AIM OF THE EXERCISE
Transcribe the material in full. Nothing should differ except that the pictures are left out.

THE INPUT

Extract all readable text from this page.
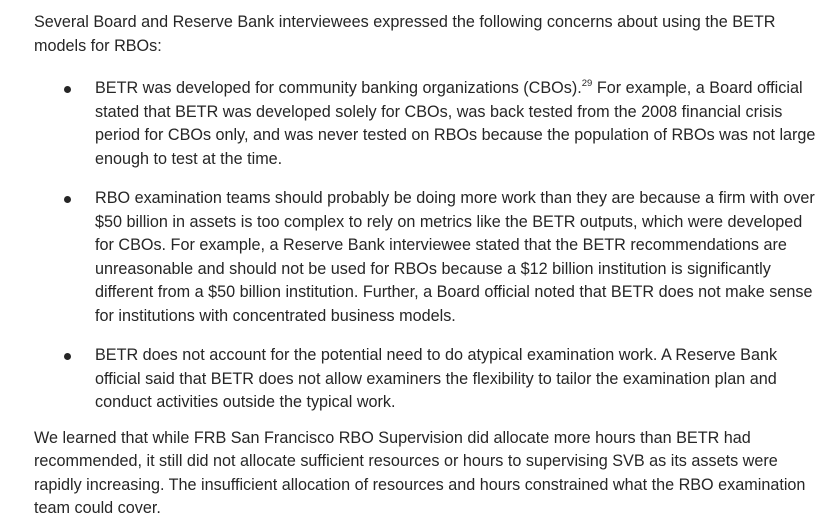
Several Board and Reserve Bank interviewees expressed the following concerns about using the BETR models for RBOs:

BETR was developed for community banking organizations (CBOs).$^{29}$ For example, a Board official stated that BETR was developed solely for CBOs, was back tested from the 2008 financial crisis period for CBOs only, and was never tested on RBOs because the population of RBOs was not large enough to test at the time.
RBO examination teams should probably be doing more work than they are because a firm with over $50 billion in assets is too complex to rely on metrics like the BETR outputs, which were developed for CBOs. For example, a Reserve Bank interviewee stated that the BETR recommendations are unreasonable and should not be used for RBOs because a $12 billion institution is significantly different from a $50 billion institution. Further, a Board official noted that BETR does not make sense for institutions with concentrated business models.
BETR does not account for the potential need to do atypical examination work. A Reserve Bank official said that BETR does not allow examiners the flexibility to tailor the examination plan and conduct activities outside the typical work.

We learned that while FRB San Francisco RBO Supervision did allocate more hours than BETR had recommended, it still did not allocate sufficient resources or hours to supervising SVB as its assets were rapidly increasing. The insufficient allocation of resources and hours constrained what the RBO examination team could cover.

REPLY TO THE EXERCISE
Extract all readable text from this page.
Several Board and Reserve Bank interviewees expressed the following concerns about using the BETR models for RBOs:

BETR was developed for community banking organizations (CBOs).$^{29}$ For example, a Board official stated that BETR was developed solely for CBOs, was back tested from the 2008 financial crisis period for CBOs only, and was never tested on RBOs because the population of RBOs was not large enough to test at the time.
RBO examination teams should probably be doing more work than they are because a firm with over $50 billion in assets is too complex to rely on metrics like the BETR outputs, which were developed for CBOs. For example, a Reserve Bank interviewee stated that the BETR recommendations are unreasonable and should not be used for RBOs because a $12 billion institution is significantly different from a $50 billion institution. Further, a Board official noted that BETR does not make sense for institutions with concentrated business models.
BETR does not account for the potential need to do atypical examination work. A Reserve Bank official said that BETR does not allow examiners the flexibility to tailor the examination plan and conduct activities outside the typical work.

We learned that while FRB San Francisco RBO Supervision did allocate more hours than BETR had recommended, it still did not allocate sufficient resources or hours to supervising SVB as its assets were rapidly increasing. The insufficient allocation of resources and hours constrained what the RBO examination team could cover.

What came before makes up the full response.